Omit every picture and write out the rest of the records exactly.

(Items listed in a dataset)
————

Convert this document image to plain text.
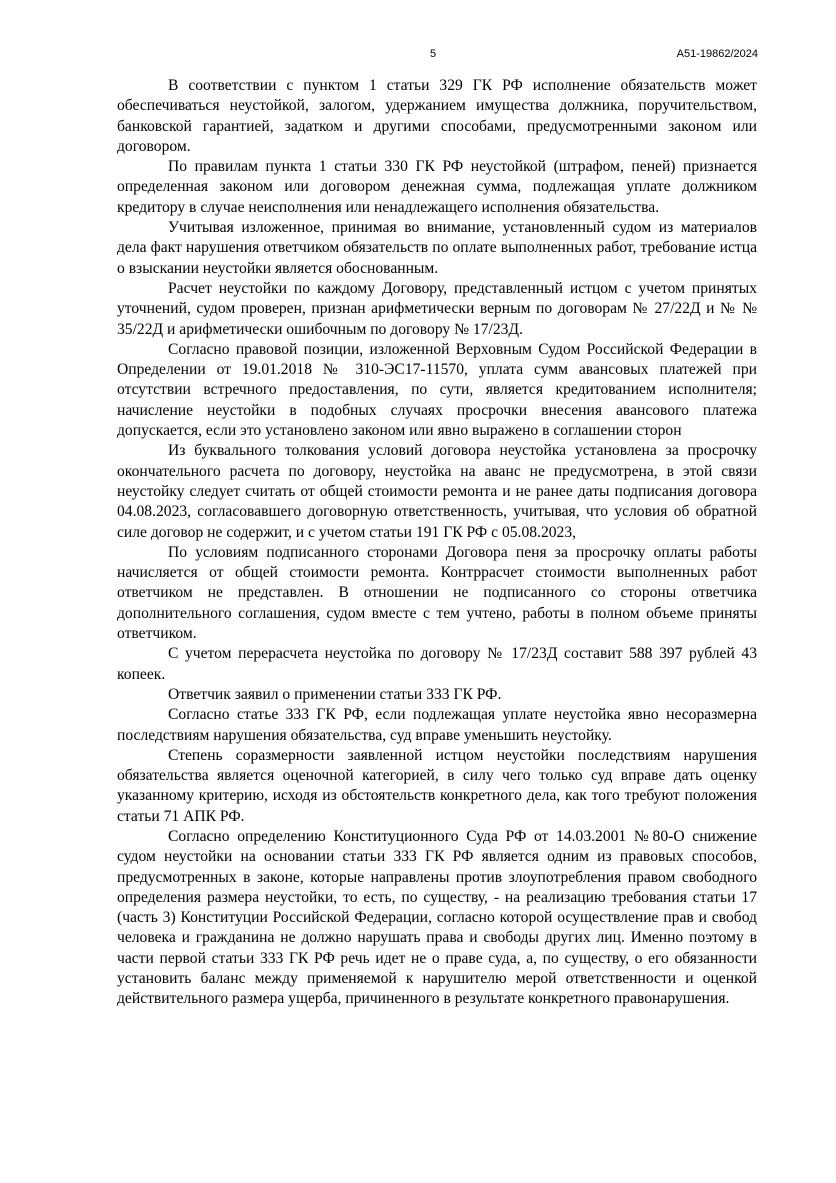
5	А51-19862/2024

В соответствии с пунктом 1 статьи 329 ГК РФ исполнение обязательств может обеспечиваться неустойкой, залогом, удержанием имущества должника, поручительством, банковской гарантией, задатком и другими способами, предусмотренными законом или договором.

По правилам пункта 1 статьи 330 ГК РФ неустойкой (штрафом, пеней) признается определенная законом или договором денежная сумма, подлежащая уплате должником кредитору в случае неисполнения или ненадлежащего исполнения обязательства.

Учитывая изложенное, принимая во внимание, установленный судом из материалов дела факт нарушения ответчиком обязательств по оплате выполненных работ, требование истца о взыскании неустойки является обоснованным.

Расчет неустойки по каждому Договору, представленный истцом с учетом принятых уточнений, судом проверен, признан арифметически верным по договорам № 27/22Д и № № 35/22Д и арифметически ошибочным по договору № 17/23Д.

Согласно правовой позиции, изложенной Верховным Судом Российской Федерации в Определении от 19.01.2018 № 310-ЭС17-11570, уплата сумм авансовых платежей при отсутствии встречного предоставления, по сути, является кредитованием исполнителя; начисление неустойки в подобных случаях просрочки внесения авансового платежа допускается, если это установлено законом или явно выражено в соглашении сторон

Из буквального толкования условий договора неустойка установлена за просрочку окончательного расчета по договору, неустойка на аванс не предусмотрена, в этой связи неустойку следует считать от общей стоимости ремонта и не ранее даты подписания договора 04.08.2023, согласовавшего договорную ответственность, учитывая, что условия об обратной силе договор не содержит, и с учетом статьи 191 ГК РФ с 05.08.2023,

По условиям подписанного сторонами Договора пеня за просрочку оплаты работы начисляется от общей стоимости ремонта. Контррасчет стоимости выполненных работ ответчиком не представлен. В отношении не подписанного со стороны ответчика дополнительного соглашения, судом вместе с тем учтено, работы в полном объеме приняты ответчиком.

С учетом перерасчета неустойка по договору № 17/23Д составит 588 397 рублей 43 копеек.

Ответчик заявил о применении статьи 333 ГК РФ.

Согласно статье 333 ГК РФ, если подлежащая уплате неустойка явно несоразмерна последствиям нарушения обязательства, суд вправе уменьшить неустойку.

Степень соразмерности заявленной истцом неустойки последствиям нарушения обязательства является оценочной категорией, в силу чего только суд вправе дать оценку указанному критерию, исходя из обстоятельств конкретного дела, как того требуют положения статьи 71 АПК РФ.

Согласно определению Конституционного Суда РФ от 14.03.2001 №80-О снижение судом неустойки на основании статьи 333 ГК РФ является одним из правовых способов, предусмотренных в законе, которые направлены против злоупотребления правом свободного определения размера неустойки, то есть, по существу, - на реализацию требования статьи 17 (часть 3) Конституции Российской Федерации, согласно которой осуществление прав и свобод человека и гражданина не должно нарушать права и свободы других лиц. Именно поэтому в части первой статьи 333 ГК РФ речь идет не о праве суда, а, по существу, о его обязанности установить баланс между применяемой к нарушителю мерой ответственности и оценкой действительного размера ущерба, причиненного в результате конкретного правонарушения.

————

Task result =>
Convert this document image to plain text.
5	А51-19862/2024

В соответствии с пунктом 1 статьи 329 ГК РФ исполнение обязательств может обеспечиваться неустойкой, залогом, удержанием имущества должника, поручительством, банковской гарантией, задатком и другими способами, предусмотренными законом или договором.

По правилам пункта 1 статьи 330 ГК РФ неустойкой (штрафом, пеней) признается определенная законом или договором денежная сумма, подлежащая уплате должником кредитору в случае неисполнения или ненадлежащего исполнения обязательства.

Учитывая изложенное, принимая во внимание, установленный судом из материалов дела факт нарушения ответчиком обязательств по оплате выполненных работ, требование истца о взыскании неустойки является обоснованным.

Расчет неустойки по каждому Договору, представленный истцом с учетом принятых уточнений, судом проверен, признан арифметически верным по договорам № 27/22Д и № № 35/22Д и арифметически ошибочным по договору № 17/23Д.

Согласно правовой позиции, изложенной Верховным Судом Российской Федерации в Определении от 19.01.2018 № 310-ЭС17-11570, уплата сумм авансовых платежей при отсутствии встречного предоставления, по сути, является кредитованием исполнителя; начисление неустойки в подобных случаях просрочки внесения авансового платежа допускается, если это установлено законом или явно выражено в соглашении сторон

Из буквального толкования условий договора неустойка установлена за просрочку окончательного расчета по договору, неустойка на аванс не предусмотрена, в этой связи неустойку следует считать от общей стоимости ремонта и не ранее даты подписания договора 04.08.2023, согласовавшего договорную ответственность, учитывая, что условия об обратной силе договор не содержит, и с учетом статьи 191 ГК РФ с 05.08.2023,

По условиям подписанного сторонами Договора пеня за просрочку оплаты работы начисляется от общей стоимости ремонта. Контррасчет стоимости выполненных работ ответчиком не представлен. В отношении не подписанного со стороны ответчика дополнительного соглашения, судом вместе с тем учтено, работы в полном объеме приняты ответчиком.

С учетом перерасчета неустойка по договору № 17/23Д составит 588 397 рублей 43 копеек.

Ответчик заявил о применении статьи 333 ГК РФ.

Согласно статье 333 ГК РФ, если подлежащая уплате неустойка явно несоразмерна последствиям нарушения обязательства, суд вправе уменьшить неустойку.

Степень соразмерности заявленной истцом неустойки последствиям нарушения обязательства является оценочной категорией, в силу чего только суд вправе дать оценку указанному критерию, исходя из обстоятельств конкретного дела, как того требуют положения статьи 71 АПК РФ.

Согласно определению Конституционного Суда РФ от 14.03.2001 №80-О снижение судом неустойки на основании статьи 333 ГК РФ является одним из правовых способов, предусмотренных в законе, которые направлены против злоупотребления правом свободного определения размера неустойки, то есть, по существу, - на реализацию требования статьи 17 (часть 3) Конституции Российской Федерации, согласно которой осуществление прав и свобод человека и гражданина не должно нарушать права и свободы других лиц. Именно поэтому в части первой статьи 333 ГК РФ речь идет не о праве суда, а, по существу, о его обязанности установить баланс между применяемой к нарушителю мерой ответственности и оценкой действительного размера ущерба, причиненного в результате конкретного правонарушения.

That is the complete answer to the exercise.